WHAT TO PRODUCE
Below are records; count the lines in them that hold "support" and give only the count.

Data entries
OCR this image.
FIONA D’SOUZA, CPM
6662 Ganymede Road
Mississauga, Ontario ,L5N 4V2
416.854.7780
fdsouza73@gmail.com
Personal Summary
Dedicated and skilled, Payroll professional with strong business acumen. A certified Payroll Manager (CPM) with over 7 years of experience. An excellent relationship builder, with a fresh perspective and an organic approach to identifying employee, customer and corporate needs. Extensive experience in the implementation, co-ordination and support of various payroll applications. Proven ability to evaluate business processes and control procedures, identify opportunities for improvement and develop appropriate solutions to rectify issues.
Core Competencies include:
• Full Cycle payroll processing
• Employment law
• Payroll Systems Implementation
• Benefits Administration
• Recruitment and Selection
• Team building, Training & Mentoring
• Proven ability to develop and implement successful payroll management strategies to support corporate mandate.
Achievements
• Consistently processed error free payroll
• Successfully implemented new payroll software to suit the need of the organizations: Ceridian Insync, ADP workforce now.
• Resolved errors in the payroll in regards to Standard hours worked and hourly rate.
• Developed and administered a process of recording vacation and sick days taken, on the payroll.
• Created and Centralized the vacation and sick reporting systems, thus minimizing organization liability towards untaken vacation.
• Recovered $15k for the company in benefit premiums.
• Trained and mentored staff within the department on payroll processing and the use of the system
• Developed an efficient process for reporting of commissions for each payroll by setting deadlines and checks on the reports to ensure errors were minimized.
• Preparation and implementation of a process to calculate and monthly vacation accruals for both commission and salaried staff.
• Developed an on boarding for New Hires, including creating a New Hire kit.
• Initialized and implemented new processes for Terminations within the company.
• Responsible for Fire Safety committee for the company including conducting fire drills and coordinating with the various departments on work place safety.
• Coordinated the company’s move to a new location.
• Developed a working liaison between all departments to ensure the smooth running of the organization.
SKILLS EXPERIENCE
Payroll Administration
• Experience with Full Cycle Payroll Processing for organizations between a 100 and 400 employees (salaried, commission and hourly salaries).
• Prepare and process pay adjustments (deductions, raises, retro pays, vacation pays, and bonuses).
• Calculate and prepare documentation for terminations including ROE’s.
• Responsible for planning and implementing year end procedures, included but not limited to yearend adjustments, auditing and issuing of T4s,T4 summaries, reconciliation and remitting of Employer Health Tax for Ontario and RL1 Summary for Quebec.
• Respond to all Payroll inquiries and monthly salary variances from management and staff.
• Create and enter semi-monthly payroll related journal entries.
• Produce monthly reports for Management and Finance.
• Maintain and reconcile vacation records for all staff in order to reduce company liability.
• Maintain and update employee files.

ANSWER TO THIS TASK
2